▶ [Task to carry out] Provide the number of lines where the word "الهروي" occurs, and no other text.
--- begin Entries provided ---
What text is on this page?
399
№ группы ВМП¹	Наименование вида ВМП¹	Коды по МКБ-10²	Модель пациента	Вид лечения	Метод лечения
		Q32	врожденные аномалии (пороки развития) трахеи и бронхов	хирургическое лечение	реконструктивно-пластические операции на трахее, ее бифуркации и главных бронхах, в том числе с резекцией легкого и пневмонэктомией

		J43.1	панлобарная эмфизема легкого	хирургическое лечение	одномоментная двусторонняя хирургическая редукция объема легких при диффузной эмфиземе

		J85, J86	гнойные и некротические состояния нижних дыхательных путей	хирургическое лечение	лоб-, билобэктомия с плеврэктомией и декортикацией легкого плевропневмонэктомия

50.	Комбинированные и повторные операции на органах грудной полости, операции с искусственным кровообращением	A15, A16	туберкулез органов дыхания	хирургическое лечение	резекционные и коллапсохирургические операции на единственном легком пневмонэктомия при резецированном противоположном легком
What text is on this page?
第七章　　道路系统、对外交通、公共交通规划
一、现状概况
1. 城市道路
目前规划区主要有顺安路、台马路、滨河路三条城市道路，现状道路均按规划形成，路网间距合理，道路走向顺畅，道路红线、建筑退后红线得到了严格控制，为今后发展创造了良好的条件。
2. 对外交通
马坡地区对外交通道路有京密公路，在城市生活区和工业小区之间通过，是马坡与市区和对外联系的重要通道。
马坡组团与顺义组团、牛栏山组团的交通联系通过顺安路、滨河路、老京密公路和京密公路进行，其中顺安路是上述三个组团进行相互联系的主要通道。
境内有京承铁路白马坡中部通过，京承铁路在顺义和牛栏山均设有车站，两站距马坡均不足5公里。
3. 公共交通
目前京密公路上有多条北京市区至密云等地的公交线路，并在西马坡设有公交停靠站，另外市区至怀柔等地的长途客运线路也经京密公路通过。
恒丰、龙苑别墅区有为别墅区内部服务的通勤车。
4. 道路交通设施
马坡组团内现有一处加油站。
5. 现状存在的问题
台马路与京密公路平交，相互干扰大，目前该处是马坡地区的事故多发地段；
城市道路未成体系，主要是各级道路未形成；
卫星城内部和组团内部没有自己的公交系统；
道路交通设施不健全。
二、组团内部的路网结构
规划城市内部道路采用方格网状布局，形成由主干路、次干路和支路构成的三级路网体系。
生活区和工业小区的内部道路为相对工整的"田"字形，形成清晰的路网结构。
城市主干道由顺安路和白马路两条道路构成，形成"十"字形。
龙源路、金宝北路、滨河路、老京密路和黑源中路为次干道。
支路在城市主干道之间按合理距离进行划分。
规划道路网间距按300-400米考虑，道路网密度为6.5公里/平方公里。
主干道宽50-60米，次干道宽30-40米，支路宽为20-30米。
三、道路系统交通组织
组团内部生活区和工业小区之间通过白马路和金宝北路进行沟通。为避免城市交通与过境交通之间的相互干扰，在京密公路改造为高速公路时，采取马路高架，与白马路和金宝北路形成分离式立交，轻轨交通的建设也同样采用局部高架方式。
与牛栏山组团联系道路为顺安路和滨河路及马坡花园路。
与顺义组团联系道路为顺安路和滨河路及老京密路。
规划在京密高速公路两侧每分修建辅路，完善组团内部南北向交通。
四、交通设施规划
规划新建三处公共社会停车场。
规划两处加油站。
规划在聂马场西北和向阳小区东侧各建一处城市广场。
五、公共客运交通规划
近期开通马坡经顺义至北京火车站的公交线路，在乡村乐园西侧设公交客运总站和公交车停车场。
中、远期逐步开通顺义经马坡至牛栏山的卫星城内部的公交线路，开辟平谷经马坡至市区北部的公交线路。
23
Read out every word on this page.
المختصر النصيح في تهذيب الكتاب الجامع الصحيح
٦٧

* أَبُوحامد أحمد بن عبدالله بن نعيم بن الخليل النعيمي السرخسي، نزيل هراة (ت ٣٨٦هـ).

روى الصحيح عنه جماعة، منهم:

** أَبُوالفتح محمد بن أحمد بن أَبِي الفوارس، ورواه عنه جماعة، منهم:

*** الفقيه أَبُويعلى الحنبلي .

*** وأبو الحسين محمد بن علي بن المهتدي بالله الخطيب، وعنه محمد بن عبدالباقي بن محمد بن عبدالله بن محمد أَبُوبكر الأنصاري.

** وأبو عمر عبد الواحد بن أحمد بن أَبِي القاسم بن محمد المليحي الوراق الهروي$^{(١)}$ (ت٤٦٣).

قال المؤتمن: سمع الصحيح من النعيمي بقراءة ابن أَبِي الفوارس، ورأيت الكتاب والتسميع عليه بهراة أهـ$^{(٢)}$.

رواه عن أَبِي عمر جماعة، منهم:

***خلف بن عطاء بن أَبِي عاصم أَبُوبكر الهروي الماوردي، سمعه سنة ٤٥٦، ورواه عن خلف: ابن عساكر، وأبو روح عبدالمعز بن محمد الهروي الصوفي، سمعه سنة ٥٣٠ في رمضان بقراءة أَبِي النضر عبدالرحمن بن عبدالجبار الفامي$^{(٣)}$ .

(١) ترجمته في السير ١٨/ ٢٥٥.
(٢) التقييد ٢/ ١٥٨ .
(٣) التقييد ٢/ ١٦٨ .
--- end Entries provided ---
▶ [Solution for this exercise] 2